> **Instructions for the task**: Copy the lines below as they are; omit the images they contain.

(Collected data)
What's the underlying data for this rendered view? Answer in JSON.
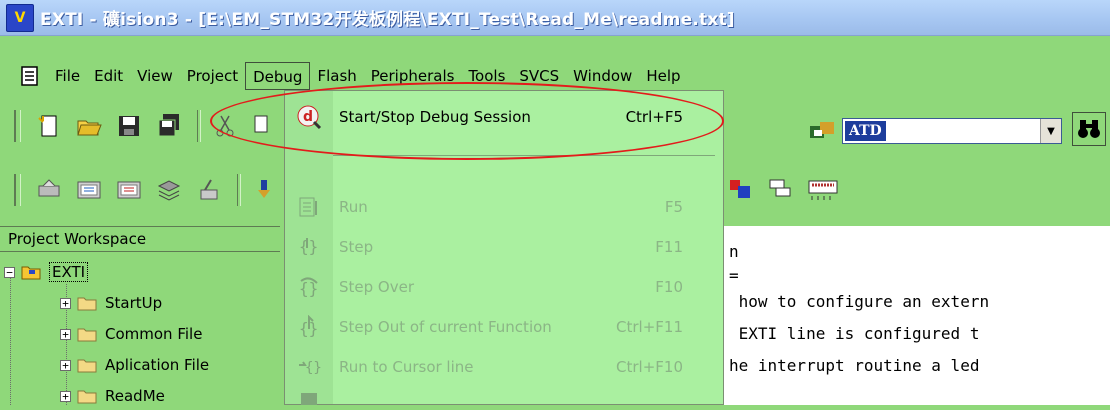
{
  "window": {
    "title": "EXTI  - 礦ision3 - [E:\\EM_STM32开发板例程\\EXTI_Test\\Read_Me\\readme.txt]",
    "icon_text": "V"
  },
  "menu": {
    "items": [
      "File",
      "Edit",
      "View",
      "Project",
      "Debug",
      "Flash",
      "Peripherals",
      "Tools",
      "SVCS",
      "Window",
      "Help"
    ],
    "active": "Debug"
  },
  "toolbar": {
    "target_combo": "ATD"
  },
  "workspace": {
    "header": "Project Workspace",
    "root": "EXTI",
    "groups": [
      "StartUp",
      "Common File",
      "Aplication File",
      "ReadMe"
    ]
  },
  "debug_menu": {
    "start_stop": {
      "label": "Start/Stop Debug Session",
      "shortcut": "Ctrl+F5"
    },
    "items": [
      {
        "label": "Run",
        "shortcut": "F5"
      },
      {
        "label": "Step",
        "shortcut": "F11"
      },
      {
        "label": "Step Over",
        "shortcut": "F10"
      },
      {
        "label": "Step Out of current Function",
        "shortcut": "Ctrl+F11"
      },
      {
        "label": "Run to Cursor line",
        "shortcut": "Ctrl+F10"
      }
    ]
  },
  "editor": {
    "lines": [
      "n",
      "=",
      " how to configure an extern",
      " EXTI line is configured t",
      "he interrupt routine a led"
    ]
  },
  "colors": {
    "background": "#8fd87a",
    "menu_background": "#aaf0a0",
    "highlight_ellipse": "#e31b1b",
    "title_text": "#ffffff"
  }
}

> **Answer to this problem**:
What's the underlying data for this rendered view? Answer in JSON.
{
  "window": {
    "title": "EXTI  - 礦ision3 - [E:\\EM_STM32开发板例程\\EXTI_Test\\Read_Me\\readme.txt]",
    "icon_text": "V"
  },
  "menu": {
    "items": [
      "File",
      "Edit",
      "View",
      "Project",
      "Debug",
      "Flash",
      "Peripherals",
      "Tools",
      "SVCS",
      "Window",
      "Help"
    ],
    "active": "Debug"
  },
  "toolbar": {
    "target_combo": "ATD"
  },
  "workspace": {
    "header": "Project Workspace",
    "root": "EXTI",
    "groups": [
      "StartUp",
      "Common File",
      "Aplication File",
      "ReadMe"
    ]
  },
  "debug_menu": {
    "start_stop": {
      "label": "Start/Stop Debug Session",
      "shortcut": "Ctrl+F5"
    },
    "items": [
      {
        "label": "Run",
        "shortcut": "F5"
      },
      {
        "label": "Step",
        "shortcut": "F11"
      },
      {
        "label": "Step Over",
        "shortcut": "F10"
      },
      {
        "label": "Step Out of current Function",
        "shortcut": "Ctrl+F11"
      },
      {
        "label": "Run to Cursor line",
        "shortcut": "Ctrl+F10"
      }
    ]
  },
  "editor": {
    "lines": [
      "n",
      "=",
      " how to configure an extern",
      " EXTI line is configured t",
      "he interrupt routine a led"
    ]
  },
  "colors": {
    "background": "#8fd87a",
    "menu_background": "#aaf0a0",
    "highlight_ellipse": "#e31b1b",
    "title_text": "#ffffff"
  }
}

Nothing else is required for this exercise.